GOAL.
Reproduce the listing verbatim.

DATA SUPPLIED.
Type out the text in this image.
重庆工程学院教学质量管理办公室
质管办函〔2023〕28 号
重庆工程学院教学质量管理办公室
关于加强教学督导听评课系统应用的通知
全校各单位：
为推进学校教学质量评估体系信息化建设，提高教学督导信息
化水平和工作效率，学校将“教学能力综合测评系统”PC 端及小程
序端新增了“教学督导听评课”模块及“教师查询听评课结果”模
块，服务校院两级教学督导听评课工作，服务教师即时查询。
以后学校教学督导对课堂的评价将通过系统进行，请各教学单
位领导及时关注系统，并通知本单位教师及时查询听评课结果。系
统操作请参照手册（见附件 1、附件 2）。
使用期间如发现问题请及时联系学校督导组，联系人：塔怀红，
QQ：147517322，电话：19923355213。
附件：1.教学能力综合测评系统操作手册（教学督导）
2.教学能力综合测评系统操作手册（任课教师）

OUTPUT.
Type out the text in this image.
重庆工程学院教学质量管理办公室
质管办函〔2023〕28 号
重庆工程学院教学质量管理办公室
关于加强教学督导听评课系统应用的通知
全校各单位：
为推进学校教学质量评估体系信息化建设，提高教学督导信息
化水平和工作效率，学校将“教学能力综合测评系统”PC 端及小程
序端新增了“教学督导听评课”模块及“教师查询听评课结果”模
块，服务校院两级教学督导听评课工作，服务教师即时查询。
以后学校教学督导对课堂的评价将通过系统进行，请各教学单
位领导及时关注系统，并通知本单位教师及时查询听评课结果。系
统操作请参照手册（见附件 1、附件 2）。
使用期间如发现问题请及时联系学校督导组，联系人：塔怀红，
QQ：147517322，电话：19923355213。
附件：1.教学能力综合测评系统操作手册（教学督导）
2.教学能力综合测评系统操作手册（任课教师）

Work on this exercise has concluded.